» Source data:
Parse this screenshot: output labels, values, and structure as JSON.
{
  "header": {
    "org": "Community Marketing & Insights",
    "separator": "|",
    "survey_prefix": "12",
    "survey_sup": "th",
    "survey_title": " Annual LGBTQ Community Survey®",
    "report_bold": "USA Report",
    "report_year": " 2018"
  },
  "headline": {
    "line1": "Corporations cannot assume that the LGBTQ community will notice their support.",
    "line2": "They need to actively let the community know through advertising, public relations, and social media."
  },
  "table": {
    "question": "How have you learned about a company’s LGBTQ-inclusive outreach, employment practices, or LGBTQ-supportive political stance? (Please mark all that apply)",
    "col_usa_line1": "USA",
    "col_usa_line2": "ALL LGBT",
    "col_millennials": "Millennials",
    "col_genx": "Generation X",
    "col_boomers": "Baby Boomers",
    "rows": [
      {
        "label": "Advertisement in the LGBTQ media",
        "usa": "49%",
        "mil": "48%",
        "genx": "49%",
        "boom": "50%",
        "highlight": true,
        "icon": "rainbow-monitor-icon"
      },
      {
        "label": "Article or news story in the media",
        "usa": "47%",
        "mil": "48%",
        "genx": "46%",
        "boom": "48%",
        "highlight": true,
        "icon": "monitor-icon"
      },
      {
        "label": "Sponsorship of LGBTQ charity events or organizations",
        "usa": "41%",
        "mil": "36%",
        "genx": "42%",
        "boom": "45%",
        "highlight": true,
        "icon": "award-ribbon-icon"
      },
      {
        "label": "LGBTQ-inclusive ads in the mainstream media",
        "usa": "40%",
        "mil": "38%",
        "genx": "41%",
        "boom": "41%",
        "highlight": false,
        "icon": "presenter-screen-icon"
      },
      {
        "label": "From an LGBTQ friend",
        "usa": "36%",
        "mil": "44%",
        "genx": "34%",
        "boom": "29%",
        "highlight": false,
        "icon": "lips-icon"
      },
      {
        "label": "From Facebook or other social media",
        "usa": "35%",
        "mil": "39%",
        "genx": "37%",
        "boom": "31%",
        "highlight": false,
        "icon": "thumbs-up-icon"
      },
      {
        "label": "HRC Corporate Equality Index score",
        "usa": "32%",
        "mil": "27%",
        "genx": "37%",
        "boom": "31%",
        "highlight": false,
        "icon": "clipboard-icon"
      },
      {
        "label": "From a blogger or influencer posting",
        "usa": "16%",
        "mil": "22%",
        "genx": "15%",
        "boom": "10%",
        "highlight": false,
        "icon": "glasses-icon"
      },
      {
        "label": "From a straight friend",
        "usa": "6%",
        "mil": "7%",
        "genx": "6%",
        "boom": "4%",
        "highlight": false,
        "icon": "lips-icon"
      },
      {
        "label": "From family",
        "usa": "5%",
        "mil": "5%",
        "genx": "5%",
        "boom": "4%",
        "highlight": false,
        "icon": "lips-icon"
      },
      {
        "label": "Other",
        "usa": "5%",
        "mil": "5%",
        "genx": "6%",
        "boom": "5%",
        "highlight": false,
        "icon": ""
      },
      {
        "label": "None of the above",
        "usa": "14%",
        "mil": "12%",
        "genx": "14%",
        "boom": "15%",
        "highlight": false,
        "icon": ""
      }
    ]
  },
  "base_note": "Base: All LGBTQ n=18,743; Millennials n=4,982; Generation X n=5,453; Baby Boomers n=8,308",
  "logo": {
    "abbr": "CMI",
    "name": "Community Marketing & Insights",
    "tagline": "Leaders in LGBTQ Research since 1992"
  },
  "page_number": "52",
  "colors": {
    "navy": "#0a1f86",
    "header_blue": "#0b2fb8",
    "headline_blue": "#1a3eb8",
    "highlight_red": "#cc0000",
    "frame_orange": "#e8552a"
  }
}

» What is asked: Copy the material above, line for line.

» Output for this task:
Parse this screenshot: output labels, values, and structure as JSON.
{
  "header": {
    "org": "Community Marketing & Insights",
    "separator": "|",
    "survey_prefix": "12",
    "survey_sup": "th",
    "survey_title": " Annual LGBTQ Community Survey®",
    "report_bold": "USA Report",
    "report_year": " 2018"
  },
  "headline": {
    "line1": "Corporations cannot assume that the LGBTQ community will notice their support.",
    "line2": "They need to actively let the community know through advertising, public relations, and social media."
  },
  "table": {
    "question": "How have you learned about a company’s LGBTQ-inclusive outreach, employment practices, or LGBTQ-supportive political stance? (Please mark all that apply)",
    "col_usa_line1": "USA",
    "col_usa_line2": "ALL LGBT",
    "col_millennials": "Millennials",
    "col_genx": "Generation X",
    "col_boomers": "Baby Boomers",
    "rows": [
      {
        "label": "Advertisement in the LGBTQ media",
        "usa": "49%",
        "mil": "48%",
        "genx": "49%",
        "boom": "50%",
        "highlight": true,
        "icon": "rainbow-monitor-icon"
      },
      {
        "label": "Article or news story in the media",
        "usa": "47%",
        "mil": "48%",
        "genx": "46%",
        "boom": "48%",
        "highlight": true,
        "icon": "monitor-icon"
      },
      {
        "label": "Sponsorship of LGBTQ charity events or organizations",
        "usa": "41%",
        "mil": "36%",
        "genx": "42%",
        "boom": "45%",
        "highlight": true,
        "icon": "award-ribbon-icon"
      },
      {
        "label": "LGBTQ-inclusive ads in the mainstream media",
        "usa": "40%",
        "mil": "38%",
        "genx": "41%",
        "boom": "41%",
        "highlight": false,
        "icon": "presenter-screen-icon"
      },
      {
        "label": "From an LGBTQ friend",
        "usa": "36%",
        "mil": "44%",
        "genx": "34%",
        "boom": "29%",
        "highlight": false,
        "icon": "lips-icon"
      },
      {
        "label": "From Facebook or other social media",
        "usa": "35%",
        "mil": "39%",
        "genx": "37%",
        "boom": "31%",
        "highlight": false,
        "icon": "thumbs-up-icon"
      },
      {
        "label": "HRC Corporate Equality Index score",
        "usa": "32%",
        "mil": "27%",
        "genx": "37%",
        "boom": "31%",
        "highlight": false,
        "icon": "clipboard-icon"
      },
      {
        "label": "From a blogger or influencer posting",
        "usa": "16%",
        "mil": "22%",
        "genx": "15%",
        "boom": "10%",
        "highlight": false,
        "icon": "glasses-icon"
      },
      {
        "label": "From a straight friend",
        "usa": "6%",
        "mil": "7%",
        "genx": "6%",
        "boom": "4%",
        "highlight": false,
        "icon": "lips-icon"
      },
      {
        "label": "From family",
        "usa": "5%",
        "mil": "5%",
        "genx": "5%",
        "boom": "4%",
        "highlight": false,
        "icon": "lips-icon"
      },
      {
        "label": "Other",
        "usa": "5%",
        "mil": "5%",
        "genx": "6%",
        "boom": "5%",
        "highlight": false,
        "icon": ""
      },
      {
        "label": "None of the above",
        "usa": "14%",
        "mil": "12%",
        "genx": "14%",
        "boom": "15%",
        "highlight": false,
        "icon": ""
      }
    ]
  },
  "base_note": "Base: All LGBTQ n=18,743; Millennials n=4,982; Generation X n=5,453; Baby Boomers n=8,308",
  "logo": {
    "abbr": "CMI",
    "name": "Community Marketing & Insights",
    "tagline": "Leaders in LGBTQ Research since 1992"
  },
  "page_number": "52",
  "colors": {
    "navy": "#0a1f86",
    "header_blue": "#0b2fb8",
    "headline_blue": "#1a3eb8",
    "highlight_red": "#cc0000",
    "frame_orange": "#e8552a"
  }
}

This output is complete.